-- The data start --
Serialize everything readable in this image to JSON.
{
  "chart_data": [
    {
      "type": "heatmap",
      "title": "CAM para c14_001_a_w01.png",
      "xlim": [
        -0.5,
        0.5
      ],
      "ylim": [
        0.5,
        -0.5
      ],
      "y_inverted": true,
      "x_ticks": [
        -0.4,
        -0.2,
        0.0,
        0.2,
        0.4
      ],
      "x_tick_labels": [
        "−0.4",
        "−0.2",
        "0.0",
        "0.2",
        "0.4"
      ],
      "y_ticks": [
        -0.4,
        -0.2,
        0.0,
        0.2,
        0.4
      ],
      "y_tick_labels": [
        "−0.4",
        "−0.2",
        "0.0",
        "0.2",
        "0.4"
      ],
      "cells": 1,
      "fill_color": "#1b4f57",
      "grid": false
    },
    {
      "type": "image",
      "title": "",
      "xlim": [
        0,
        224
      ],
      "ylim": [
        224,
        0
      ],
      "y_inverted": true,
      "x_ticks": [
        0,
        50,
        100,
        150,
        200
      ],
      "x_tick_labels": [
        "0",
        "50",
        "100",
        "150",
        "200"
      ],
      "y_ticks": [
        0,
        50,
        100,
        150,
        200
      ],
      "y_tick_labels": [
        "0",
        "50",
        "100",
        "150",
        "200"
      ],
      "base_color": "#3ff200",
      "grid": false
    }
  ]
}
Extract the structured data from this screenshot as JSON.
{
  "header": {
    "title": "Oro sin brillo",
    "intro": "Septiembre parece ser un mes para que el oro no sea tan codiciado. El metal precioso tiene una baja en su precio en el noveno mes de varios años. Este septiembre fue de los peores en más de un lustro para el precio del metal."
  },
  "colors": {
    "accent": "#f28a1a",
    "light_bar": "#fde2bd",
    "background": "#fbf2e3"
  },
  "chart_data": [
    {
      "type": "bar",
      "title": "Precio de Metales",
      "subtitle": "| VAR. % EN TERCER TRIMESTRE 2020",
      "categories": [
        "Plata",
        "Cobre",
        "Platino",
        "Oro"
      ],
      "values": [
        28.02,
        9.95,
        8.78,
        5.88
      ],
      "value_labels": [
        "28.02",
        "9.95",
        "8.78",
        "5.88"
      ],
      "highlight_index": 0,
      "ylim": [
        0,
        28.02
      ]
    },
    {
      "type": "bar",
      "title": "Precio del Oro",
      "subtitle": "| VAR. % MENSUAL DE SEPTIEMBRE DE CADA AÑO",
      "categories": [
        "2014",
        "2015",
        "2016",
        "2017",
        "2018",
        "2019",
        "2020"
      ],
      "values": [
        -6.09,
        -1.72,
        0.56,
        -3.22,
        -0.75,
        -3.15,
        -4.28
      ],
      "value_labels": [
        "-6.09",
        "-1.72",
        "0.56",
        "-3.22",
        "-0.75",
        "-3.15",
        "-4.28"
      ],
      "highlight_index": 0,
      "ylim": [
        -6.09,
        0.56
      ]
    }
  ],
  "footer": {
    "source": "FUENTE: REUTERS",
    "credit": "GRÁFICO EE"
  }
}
-- The data end --
From the data, list each line in which the string "type" appears.

▶ **Result of this task**
      "type": "heatmap",
      "type": "image",
      "type": "bar",
      "type": "bar",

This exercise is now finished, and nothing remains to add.